>> begin The data
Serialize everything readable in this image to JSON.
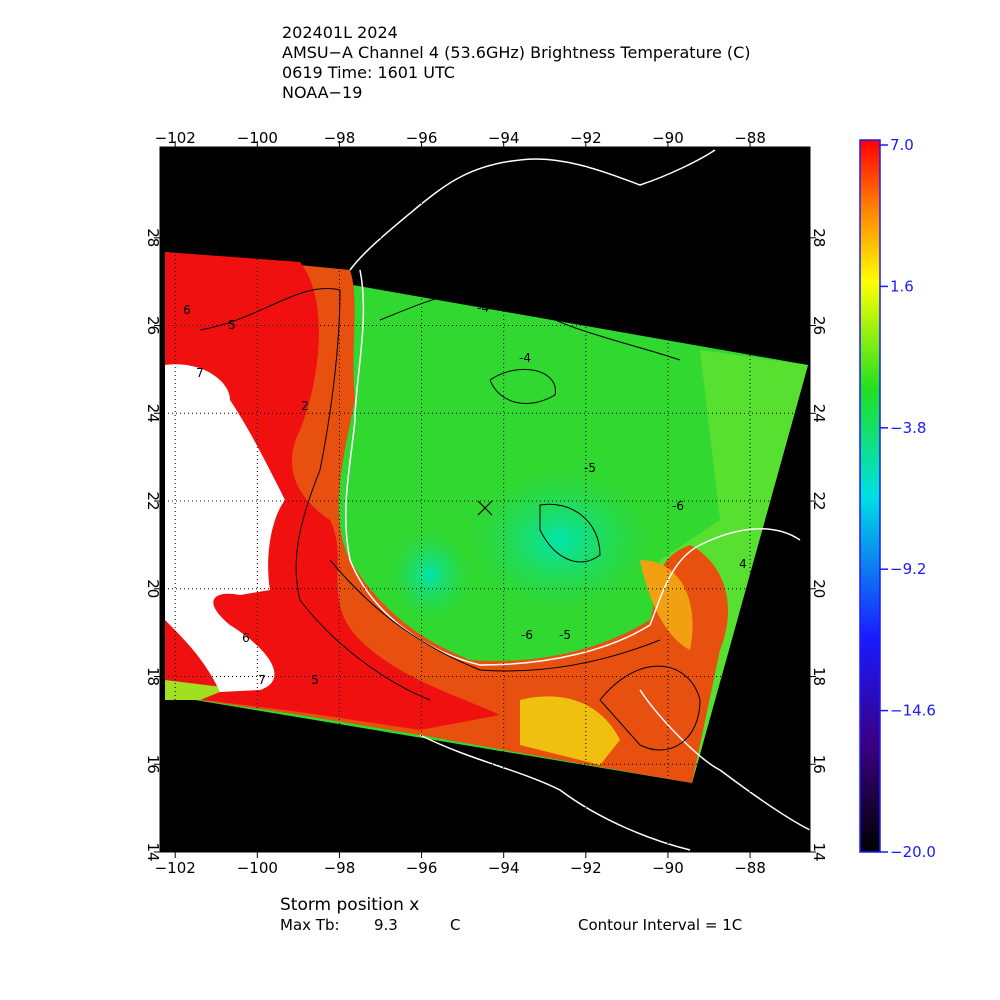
{
  "header": {
    "lines": [
      "202401L 2024",
      "AMSU−A Channel 4 (53.6GHz) Brightness Temperature (C)",
      "0619 Time: 1601 UTC",
      "NOAA−19"
    ]
  },
  "map": {
    "xlim": [
      -102.37,
      -86.54
    ],
    "ylim": [
      14,
      30.07
    ],
    "xticks": [
      -102,
      -100,
      -98,
      -96,
      -94,
      -92,
      -90,
      -88
    ],
    "yticks": [
      14,
      16,
      18,
      20,
      22,
      24,
      26,
      28
    ],
    "contour_labels": [
      "-4",
      "-4",
      "-5",
      "-6",
      "-6",
      "-5",
      "6",
      "5",
      "7",
      "2",
      "4",
      "6",
      "7",
      "5"
    ]
  },
  "colorbar": {
    "lim": [
      -20,
      7
    ],
    "ticks": [
      {
        "value": 7,
        "label": "7.0"
      },
      1.6,
      -3.8,
      -9.2,
      -14.6,
      {
        "value": -20,
        "label": "−20.0"
      }
    ]
  },
  "footer": {
    "storm_position": "Storm position x",
    "max_tb_label": "Max Tb:",
    "max_tb": 9.3,
    "max_tb_unit": "C",
    "contour_interval": "Contour Interval = 1C"
  }
}
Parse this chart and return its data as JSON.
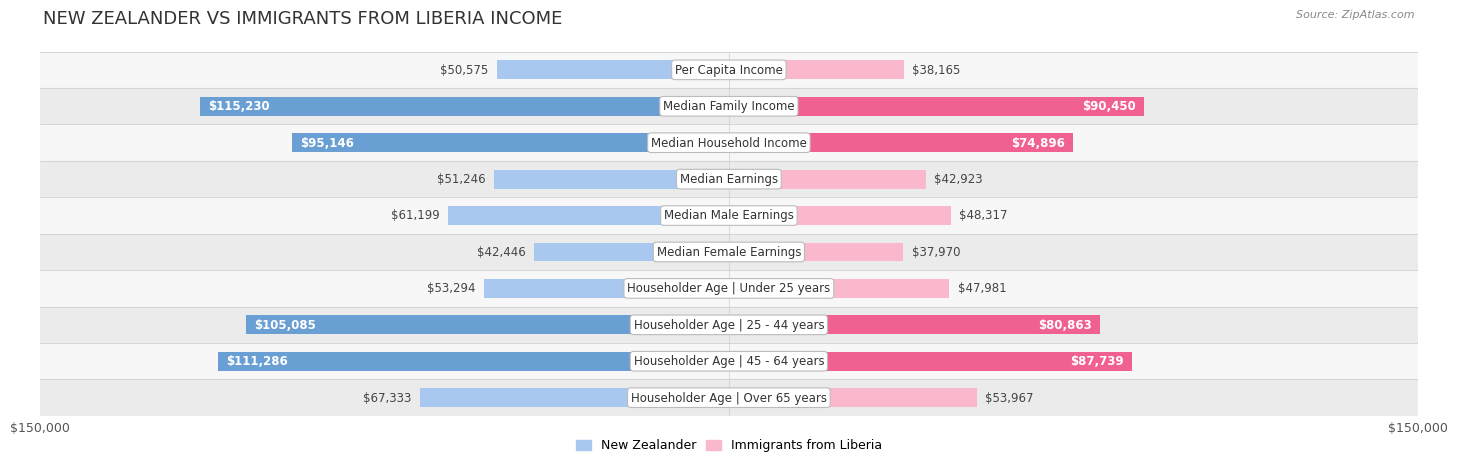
{
  "title": "NEW ZEALANDER VS IMMIGRANTS FROM LIBERIA INCOME",
  "source": "Source: ZipAtlas.com",
  "categories": [
    "Per Capita Income",
    "Median Family Income",
    "Median Household Income",
    "Median Earnings",
    "Median Male Earnings",
    "Median Female Earnings",
    "Householder Age | Under 25 years",
    "Householder Age | 25 - 44 years",
    "Householder Age | 45 - 64 years",
    "Householder Age | Over 65 years"
  ],
  "nz_values": [
    50575,
    115230,
    95146,
    51246,
    61199,
    42446,
    53294,
    105085,
    111286,
    67333
  ],
  "lib_values": [
    38165,
    90450,
    74896,
    42923,
    48317,
    37970,
    47981,
    80863,
    87739,
    53967
  ],
  "nz_color_light": "#A8C8F0",
  "nz_color_dark": "#6A9FD4",
  "lib_color_light": "#F9B8CC",
  "lib_color_dark": "#F06090",
  "max_value": 150000,
  "bar_height": 0.52,
  "row_colors": [
    "#f7f7f7",
    "#ebebeb"
  ],
  "row_border_color": "#d0d0d0",
  "legend_nz_label": "New Zealander",
  "legend_lib_label": "Immigrants from Liberia",
  "title_fontsize": 13,
  "label_fontsize": 8.5,
  "value_fontsize": 8.5,
  "source_fontsize": 8,
  "axis_tick_label": "$150,000",
  "nz_inside_threshold": 0.45,
  "lib_inside_threshold": 0.45
}
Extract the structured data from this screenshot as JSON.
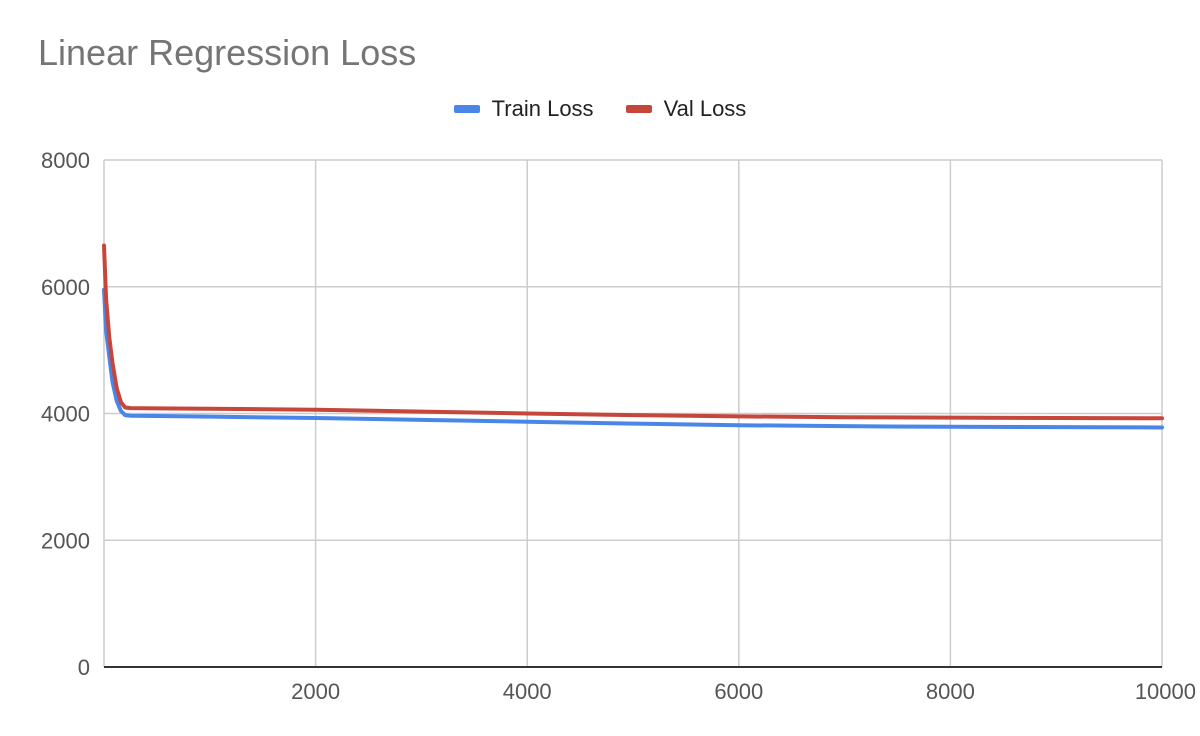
{
  "chart_data": {
    "type": "line",
    "title": "Linear Regression Loss",
    "xlabel": "",
    "ylabel": "",
    "xlim": [
      0,
      10000
    ],
    "ylim": [
      0,
      8000
    ],
    "x_ticks": [
      2000,
      4000,
      6000,
      8000,
      10000
    ],
    "y_ticks": [
      0,
      2000,
      4000,
      6000,
      8000
    ],
    "grid": true,
    "legend_position": "top-center",
    "series": [
      {
        "name": "Train Loss",
        "color": "#4a86e8",
        "x": [
          0,
          20,
          50,
          80,
          120,
          160,
          200,
          250,
          500,
          1000,
          2000,
          3000,
          4000,
          5000,
          6000,
          7000,
          8000,
          9000,
          10000
        ],
        "y": [
          5950,
          5300,
          4900,
          4500,
          4200,
          4040,
          3975,
          3965,
          3960,
          3950,
          3930,
          3900,
          3870,
          3840,
          3815,
          3800,
          3790,
          3785,
          3780
        ]
      },
      {
        "name": "Val Loss",
        "color": "#c5473b",
        "x": [
          0,
          20,
          50,
          80,
          120,
          160,
          200,
          250,
          500,
          1000,
          2000,
          3000,
          4000,
          5000,
          6000,
          7000,
          8000,
          9000,
          10000
        ],
        "y": [
          6650,
          5800,
          5200,
          4800,
          4400,
          4180,
          4095,
          4085,
          4080,
          4075,
          4060,
          4030,
          4000,
          3975,
          3955,
          3940,
          3935,
          3930,
          3925
        ]
      }
    ]
  }
}
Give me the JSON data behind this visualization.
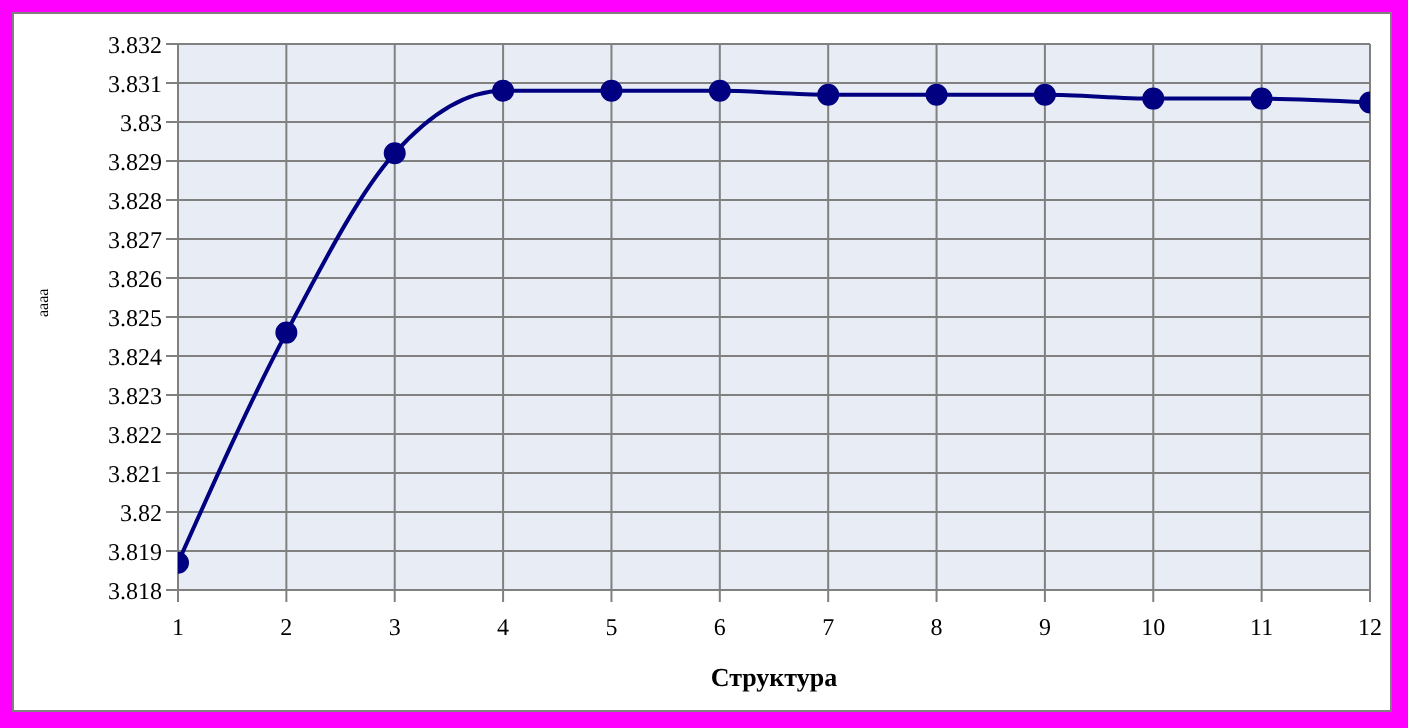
{
  "chart_data": {
    "type": "line",
    "xlabel": "Структура",
    "ylabel": "аааа",
    "x": [
      1,
      2,
      3,
      4,
      5,
      6,
      7,
      8,
      9,
      10,
      11,
      12
    ],
    "series": [
      {
        "color": "#000080",
        "values": [
          3.8187,
          3.8246,
          3.8292,
          3.8308,
          3.8308,
          3.8308,
          3.8307,
          3.8307,
          3.8307,
          3.8306,
          3.8306,
          3.8305
        ]
      }
    ],
    "xlim": [
      1,
      12
    ],
    "xticks": [
      1,
      2,
      3,
      4,
      5,
      6,
      7,
      8,
      9,
      10,
      11,
      12
    ],
    "ylim": [
      3.818,
      3.832
    ],
    "yticks": [
      3.818,
      3.819,
      3.82,
      3.821,
      3.822,
      3.823,
      3.824,
      3.825,
      3.826,
      3.827,
      3.828,
      3.829,
      3.83,
      3.831,
      3.832
    ],
    "grid": true,
    "marker": "circle",
    "line_style": "solid",
    "legend": false
  }
}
>> end The data
== Required task ==
Extract each line holding the word "years" from the records.

== Solution below ==
    "Householder Age | Under 25 years",
    "Householder Age | 25 - 44 years",
    "Householder Age | 45 - 64 years",
    "Householder Age | Over 65 years"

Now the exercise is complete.